─── The data
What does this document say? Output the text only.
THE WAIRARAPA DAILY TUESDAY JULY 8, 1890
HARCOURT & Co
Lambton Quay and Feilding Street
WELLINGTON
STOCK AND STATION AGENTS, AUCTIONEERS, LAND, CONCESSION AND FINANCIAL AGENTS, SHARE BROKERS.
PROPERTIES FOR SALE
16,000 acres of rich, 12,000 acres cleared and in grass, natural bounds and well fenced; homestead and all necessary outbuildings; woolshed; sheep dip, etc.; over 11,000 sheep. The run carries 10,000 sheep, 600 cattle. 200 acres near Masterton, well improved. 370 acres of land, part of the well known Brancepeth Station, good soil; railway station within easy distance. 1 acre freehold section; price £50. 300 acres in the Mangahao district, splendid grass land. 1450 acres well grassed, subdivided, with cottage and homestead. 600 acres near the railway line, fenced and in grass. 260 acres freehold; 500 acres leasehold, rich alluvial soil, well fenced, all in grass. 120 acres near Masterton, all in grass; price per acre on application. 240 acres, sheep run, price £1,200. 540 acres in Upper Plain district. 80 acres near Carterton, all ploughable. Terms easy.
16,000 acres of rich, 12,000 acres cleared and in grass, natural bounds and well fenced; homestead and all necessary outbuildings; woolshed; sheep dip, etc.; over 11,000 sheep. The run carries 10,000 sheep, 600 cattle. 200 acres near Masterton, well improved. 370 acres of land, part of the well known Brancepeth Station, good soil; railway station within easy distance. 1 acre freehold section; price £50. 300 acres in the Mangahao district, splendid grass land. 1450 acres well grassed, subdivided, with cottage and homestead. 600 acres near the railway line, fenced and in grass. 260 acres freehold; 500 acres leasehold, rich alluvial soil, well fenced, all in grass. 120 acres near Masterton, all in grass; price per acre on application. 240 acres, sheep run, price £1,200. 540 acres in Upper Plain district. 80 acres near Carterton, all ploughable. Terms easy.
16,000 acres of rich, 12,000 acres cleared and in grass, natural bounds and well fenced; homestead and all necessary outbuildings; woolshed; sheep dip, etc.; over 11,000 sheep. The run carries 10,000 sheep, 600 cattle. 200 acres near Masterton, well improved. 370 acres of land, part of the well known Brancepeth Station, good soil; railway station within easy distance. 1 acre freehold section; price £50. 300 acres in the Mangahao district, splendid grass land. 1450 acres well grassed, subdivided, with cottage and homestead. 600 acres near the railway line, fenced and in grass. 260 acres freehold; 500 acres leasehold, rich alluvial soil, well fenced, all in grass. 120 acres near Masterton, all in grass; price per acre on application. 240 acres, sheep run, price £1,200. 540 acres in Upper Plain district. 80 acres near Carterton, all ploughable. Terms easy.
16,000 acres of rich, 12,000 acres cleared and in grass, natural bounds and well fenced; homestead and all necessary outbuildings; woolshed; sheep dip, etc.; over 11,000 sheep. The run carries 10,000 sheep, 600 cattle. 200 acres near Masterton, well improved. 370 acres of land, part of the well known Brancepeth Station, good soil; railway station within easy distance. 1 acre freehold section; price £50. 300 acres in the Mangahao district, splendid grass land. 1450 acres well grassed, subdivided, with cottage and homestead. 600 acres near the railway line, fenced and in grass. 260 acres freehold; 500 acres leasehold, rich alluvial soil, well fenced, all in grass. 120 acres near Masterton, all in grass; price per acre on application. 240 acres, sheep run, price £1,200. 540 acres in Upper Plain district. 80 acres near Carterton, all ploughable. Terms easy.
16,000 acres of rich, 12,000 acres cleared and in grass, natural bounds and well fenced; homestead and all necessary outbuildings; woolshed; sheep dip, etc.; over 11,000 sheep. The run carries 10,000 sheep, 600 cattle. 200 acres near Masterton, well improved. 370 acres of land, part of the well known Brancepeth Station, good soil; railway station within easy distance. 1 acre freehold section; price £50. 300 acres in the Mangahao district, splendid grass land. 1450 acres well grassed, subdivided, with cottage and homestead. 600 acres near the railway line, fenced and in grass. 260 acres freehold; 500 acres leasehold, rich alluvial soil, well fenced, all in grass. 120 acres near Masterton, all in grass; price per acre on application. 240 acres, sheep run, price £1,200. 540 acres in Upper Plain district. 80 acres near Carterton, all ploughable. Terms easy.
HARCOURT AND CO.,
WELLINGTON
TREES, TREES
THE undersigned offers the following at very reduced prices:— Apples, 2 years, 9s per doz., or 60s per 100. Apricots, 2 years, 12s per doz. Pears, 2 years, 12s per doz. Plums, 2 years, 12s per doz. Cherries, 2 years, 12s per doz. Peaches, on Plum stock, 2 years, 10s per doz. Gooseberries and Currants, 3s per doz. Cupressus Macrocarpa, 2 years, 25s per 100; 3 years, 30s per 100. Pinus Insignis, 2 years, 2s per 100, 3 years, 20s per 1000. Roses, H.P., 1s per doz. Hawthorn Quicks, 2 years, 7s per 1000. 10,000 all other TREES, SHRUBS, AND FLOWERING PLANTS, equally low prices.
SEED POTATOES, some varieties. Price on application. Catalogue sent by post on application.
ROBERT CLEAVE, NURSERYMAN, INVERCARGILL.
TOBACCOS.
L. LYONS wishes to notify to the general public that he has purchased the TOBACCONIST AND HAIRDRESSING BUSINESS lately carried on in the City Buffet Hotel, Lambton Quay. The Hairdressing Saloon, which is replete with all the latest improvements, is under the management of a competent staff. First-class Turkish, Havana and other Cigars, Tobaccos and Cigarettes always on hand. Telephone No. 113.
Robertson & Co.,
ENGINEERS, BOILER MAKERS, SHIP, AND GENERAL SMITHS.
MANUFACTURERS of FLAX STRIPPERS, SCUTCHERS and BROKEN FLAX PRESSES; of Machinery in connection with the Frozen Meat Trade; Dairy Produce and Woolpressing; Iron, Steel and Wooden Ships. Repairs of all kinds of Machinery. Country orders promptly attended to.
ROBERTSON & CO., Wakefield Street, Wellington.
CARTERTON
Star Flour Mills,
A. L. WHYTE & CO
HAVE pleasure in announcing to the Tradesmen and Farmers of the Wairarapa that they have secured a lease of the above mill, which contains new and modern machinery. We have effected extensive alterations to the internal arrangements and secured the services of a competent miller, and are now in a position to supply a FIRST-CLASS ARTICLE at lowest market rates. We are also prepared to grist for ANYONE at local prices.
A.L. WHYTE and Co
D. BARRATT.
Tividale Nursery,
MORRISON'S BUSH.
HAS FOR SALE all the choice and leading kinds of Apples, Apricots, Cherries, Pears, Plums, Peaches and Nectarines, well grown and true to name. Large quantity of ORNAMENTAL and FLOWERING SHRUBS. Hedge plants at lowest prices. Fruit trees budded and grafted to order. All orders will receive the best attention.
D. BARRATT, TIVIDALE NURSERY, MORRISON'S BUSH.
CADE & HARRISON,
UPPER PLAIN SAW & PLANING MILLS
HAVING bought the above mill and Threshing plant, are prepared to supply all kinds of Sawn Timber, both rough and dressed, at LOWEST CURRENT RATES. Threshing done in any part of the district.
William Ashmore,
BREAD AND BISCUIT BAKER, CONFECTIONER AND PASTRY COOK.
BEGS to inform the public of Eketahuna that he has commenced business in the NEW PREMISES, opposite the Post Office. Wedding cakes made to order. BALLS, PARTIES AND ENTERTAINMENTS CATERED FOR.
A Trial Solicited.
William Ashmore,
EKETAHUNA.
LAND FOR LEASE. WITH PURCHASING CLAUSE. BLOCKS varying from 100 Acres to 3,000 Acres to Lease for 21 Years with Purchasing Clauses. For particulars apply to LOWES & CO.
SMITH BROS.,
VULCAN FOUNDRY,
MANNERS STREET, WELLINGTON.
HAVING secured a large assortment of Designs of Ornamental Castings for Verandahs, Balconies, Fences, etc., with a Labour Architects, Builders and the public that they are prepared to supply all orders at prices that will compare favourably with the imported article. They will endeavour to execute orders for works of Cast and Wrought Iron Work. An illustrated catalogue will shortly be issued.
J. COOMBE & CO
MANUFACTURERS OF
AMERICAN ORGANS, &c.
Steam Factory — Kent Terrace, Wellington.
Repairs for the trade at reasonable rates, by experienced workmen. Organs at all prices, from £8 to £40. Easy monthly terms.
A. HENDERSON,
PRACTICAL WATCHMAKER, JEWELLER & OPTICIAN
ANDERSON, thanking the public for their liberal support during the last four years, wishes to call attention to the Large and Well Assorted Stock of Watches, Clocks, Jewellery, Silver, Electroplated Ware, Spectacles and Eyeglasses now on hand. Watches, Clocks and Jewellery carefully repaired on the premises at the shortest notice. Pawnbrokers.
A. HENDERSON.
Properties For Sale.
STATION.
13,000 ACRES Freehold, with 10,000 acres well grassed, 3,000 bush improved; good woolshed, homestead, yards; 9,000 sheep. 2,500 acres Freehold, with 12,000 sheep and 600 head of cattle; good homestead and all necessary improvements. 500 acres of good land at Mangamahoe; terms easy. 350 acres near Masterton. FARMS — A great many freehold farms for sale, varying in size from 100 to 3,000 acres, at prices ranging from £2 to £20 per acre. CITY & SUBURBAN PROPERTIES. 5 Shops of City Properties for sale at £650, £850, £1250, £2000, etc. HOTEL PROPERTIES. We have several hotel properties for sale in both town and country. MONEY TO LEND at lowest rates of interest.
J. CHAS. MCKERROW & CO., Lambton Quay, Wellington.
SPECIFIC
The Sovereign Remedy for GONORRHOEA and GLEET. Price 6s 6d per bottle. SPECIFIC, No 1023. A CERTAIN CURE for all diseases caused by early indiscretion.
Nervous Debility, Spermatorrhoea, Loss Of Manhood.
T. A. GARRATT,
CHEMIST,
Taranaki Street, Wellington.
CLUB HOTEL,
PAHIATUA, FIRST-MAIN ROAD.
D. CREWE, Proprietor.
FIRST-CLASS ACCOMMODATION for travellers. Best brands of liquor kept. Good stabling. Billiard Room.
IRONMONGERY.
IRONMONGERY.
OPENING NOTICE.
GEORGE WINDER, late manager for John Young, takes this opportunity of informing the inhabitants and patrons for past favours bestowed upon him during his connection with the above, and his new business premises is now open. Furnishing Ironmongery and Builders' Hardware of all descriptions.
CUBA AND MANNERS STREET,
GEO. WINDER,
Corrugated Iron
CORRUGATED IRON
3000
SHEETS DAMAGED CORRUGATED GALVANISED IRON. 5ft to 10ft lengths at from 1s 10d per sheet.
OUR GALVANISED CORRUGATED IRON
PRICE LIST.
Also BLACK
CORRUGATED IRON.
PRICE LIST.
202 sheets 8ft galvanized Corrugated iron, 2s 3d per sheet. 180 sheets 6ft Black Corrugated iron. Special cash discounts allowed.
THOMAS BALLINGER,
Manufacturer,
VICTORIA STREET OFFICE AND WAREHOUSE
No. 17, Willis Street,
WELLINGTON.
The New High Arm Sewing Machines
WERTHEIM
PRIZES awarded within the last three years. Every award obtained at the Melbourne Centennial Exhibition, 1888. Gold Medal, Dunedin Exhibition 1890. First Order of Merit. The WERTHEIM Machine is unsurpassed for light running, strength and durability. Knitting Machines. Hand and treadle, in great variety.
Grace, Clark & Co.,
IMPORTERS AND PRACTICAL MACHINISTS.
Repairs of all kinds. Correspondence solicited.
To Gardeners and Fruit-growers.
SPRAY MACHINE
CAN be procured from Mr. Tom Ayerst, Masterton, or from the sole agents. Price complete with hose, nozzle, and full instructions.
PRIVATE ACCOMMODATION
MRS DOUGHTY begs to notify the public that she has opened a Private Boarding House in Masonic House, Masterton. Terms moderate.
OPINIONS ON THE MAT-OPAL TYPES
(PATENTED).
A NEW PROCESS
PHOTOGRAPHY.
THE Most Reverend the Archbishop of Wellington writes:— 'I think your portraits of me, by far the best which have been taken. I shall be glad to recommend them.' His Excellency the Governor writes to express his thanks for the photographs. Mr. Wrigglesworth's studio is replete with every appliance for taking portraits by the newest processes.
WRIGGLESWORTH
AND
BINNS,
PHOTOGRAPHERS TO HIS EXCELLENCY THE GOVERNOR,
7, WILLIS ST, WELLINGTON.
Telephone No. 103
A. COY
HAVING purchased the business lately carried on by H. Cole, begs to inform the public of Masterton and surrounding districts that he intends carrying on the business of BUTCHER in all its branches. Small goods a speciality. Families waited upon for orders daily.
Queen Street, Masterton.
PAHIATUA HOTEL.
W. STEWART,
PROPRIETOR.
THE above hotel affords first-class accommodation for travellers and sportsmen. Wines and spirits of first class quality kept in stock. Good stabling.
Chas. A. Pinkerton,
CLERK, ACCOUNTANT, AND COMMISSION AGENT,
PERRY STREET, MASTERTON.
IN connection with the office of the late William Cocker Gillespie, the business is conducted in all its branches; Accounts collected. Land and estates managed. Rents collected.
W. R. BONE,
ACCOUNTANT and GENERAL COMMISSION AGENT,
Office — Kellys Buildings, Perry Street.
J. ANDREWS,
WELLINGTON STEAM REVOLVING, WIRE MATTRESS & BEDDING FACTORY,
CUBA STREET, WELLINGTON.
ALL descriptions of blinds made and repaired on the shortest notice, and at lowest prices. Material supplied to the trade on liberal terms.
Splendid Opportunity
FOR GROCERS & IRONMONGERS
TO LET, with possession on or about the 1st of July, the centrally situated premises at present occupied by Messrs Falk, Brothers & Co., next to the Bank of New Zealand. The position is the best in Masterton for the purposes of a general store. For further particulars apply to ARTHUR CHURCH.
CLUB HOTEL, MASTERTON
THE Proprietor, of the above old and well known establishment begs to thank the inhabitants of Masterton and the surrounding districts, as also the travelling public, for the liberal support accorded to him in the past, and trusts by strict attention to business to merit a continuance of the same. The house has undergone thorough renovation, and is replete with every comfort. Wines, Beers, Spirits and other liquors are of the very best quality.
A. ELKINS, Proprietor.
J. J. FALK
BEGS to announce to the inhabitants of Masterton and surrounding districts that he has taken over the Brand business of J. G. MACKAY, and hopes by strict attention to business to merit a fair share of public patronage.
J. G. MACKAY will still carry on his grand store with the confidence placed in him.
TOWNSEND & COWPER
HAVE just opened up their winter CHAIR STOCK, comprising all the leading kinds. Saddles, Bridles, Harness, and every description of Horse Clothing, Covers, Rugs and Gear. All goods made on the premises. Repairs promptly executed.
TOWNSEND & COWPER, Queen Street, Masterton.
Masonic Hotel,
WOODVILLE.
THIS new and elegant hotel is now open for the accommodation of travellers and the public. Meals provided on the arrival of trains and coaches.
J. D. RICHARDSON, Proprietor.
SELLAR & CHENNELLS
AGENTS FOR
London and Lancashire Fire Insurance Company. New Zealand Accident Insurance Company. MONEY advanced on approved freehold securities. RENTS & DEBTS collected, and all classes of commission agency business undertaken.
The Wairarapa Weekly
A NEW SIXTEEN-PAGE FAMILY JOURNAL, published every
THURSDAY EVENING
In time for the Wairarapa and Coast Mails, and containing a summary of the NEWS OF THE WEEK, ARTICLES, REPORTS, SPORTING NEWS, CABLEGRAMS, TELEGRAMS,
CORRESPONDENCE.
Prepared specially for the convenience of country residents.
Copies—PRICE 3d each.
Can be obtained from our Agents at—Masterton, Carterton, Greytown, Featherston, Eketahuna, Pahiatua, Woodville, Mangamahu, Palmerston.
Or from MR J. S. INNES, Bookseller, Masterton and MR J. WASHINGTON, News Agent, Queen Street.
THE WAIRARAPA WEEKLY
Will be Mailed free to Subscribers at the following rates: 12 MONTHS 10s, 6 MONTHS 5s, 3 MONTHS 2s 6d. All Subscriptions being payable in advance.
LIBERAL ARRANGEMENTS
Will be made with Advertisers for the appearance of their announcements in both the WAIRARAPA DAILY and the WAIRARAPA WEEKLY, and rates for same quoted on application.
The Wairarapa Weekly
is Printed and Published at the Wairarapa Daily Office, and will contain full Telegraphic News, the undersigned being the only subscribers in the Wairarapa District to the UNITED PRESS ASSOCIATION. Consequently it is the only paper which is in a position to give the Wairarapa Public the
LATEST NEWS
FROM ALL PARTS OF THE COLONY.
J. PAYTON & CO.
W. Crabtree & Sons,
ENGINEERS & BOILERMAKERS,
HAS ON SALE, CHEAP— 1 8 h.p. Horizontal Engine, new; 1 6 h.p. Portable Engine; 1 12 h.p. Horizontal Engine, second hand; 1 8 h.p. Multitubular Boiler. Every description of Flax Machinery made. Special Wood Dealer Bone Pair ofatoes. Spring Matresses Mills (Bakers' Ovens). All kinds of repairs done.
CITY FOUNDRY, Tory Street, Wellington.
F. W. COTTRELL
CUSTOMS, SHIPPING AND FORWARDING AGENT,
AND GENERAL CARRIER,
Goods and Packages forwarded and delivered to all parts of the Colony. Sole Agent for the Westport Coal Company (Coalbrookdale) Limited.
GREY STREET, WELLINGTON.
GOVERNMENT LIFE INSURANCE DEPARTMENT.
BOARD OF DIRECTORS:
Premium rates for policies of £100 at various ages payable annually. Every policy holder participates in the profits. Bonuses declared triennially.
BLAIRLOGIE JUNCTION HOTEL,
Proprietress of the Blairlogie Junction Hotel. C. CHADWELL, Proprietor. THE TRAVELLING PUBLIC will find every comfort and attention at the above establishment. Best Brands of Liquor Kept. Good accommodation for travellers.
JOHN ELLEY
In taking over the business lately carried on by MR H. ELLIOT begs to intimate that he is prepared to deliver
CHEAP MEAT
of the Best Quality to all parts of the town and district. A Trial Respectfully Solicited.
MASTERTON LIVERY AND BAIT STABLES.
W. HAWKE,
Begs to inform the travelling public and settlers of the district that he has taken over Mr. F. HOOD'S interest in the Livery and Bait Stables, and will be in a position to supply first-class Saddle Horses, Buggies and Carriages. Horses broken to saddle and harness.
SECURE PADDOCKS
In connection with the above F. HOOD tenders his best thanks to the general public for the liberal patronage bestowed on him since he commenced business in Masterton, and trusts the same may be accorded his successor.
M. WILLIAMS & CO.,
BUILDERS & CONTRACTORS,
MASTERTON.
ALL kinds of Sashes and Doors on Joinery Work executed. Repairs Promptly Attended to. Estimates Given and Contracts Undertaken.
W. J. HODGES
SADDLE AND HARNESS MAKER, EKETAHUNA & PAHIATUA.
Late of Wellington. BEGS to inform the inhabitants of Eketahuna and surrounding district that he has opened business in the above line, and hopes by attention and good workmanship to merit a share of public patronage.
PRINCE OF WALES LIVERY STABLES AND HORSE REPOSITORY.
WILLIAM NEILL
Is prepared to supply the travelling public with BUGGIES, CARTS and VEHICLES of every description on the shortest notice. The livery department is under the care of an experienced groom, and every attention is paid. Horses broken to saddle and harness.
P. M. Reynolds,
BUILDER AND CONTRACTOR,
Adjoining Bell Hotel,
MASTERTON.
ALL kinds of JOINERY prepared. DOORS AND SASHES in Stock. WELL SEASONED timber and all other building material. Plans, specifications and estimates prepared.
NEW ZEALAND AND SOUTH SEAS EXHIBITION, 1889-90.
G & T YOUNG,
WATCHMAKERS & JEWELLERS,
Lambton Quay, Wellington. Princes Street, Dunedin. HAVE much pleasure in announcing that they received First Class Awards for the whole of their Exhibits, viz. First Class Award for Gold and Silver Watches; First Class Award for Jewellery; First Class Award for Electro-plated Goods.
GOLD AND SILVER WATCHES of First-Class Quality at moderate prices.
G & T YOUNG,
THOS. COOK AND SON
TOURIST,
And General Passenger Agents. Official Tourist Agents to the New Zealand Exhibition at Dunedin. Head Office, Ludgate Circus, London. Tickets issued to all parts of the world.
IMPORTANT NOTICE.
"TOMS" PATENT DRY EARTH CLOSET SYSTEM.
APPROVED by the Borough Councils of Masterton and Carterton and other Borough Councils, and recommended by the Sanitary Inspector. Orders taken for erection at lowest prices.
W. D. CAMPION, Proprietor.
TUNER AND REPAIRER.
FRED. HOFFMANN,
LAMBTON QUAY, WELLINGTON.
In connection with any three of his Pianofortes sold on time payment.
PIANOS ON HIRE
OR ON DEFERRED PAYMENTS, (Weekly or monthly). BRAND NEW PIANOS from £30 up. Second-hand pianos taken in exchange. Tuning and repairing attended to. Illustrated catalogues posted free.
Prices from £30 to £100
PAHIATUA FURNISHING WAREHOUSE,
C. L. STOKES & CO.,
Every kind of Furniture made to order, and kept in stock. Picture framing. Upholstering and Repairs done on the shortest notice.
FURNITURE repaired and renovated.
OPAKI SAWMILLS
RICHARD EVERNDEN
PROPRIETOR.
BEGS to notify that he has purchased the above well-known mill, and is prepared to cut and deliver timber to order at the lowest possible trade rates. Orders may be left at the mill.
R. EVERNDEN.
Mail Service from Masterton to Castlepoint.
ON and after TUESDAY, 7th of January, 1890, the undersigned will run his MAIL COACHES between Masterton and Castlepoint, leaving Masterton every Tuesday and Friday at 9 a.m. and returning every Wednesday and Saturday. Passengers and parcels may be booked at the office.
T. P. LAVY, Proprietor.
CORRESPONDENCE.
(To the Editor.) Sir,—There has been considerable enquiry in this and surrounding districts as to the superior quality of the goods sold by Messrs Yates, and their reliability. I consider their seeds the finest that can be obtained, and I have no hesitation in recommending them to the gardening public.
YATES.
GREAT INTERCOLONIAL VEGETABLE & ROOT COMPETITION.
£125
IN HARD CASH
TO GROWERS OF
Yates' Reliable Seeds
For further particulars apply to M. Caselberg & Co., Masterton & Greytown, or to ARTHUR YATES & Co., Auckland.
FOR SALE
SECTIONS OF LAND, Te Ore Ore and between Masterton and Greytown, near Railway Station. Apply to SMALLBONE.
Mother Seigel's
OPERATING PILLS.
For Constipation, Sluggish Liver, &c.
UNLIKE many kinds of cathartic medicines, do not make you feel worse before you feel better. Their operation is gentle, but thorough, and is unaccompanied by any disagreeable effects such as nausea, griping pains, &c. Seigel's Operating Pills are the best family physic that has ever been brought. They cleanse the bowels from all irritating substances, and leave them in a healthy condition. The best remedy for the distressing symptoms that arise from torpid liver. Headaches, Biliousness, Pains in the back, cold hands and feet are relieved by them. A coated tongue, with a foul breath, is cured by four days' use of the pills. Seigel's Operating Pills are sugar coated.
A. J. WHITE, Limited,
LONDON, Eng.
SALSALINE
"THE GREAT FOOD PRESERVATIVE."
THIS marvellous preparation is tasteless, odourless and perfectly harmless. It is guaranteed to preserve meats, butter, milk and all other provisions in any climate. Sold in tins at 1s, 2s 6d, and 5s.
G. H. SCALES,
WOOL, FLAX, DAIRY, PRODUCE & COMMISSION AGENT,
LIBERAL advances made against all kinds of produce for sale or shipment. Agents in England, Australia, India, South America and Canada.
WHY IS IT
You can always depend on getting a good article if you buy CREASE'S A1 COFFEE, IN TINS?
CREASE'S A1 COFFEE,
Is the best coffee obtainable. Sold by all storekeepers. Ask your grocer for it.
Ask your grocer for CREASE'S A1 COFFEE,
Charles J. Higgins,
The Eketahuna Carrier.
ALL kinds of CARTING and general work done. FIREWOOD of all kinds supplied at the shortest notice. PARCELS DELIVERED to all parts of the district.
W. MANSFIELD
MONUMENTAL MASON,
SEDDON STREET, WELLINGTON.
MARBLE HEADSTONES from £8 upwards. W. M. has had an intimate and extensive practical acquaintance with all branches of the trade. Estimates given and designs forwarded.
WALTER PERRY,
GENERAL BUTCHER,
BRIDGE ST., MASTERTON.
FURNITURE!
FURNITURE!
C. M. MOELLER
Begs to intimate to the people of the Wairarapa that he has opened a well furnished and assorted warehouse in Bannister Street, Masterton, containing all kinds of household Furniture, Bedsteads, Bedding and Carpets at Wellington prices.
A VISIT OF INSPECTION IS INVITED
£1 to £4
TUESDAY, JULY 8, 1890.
──────
» Exercise:
Go through the listing above and return every line where the word "Greytown" occurs.

» Exercise response:
Can be obtained from our Agents at—Masterton, Carterton, Greytown, Featherston, Eketahuna, Pahiatua, Woodville, Mangamahu, Palmerston.
For further particulars apply to M. Caselberg & Co., Masterton & Greytown, or to ARTHUR YATES & Co., Auckland.
SECTIONS OF LAND, Te Ore Ore and between Masterton and Greytown, near Railway Station. Apply to SMALLBONE.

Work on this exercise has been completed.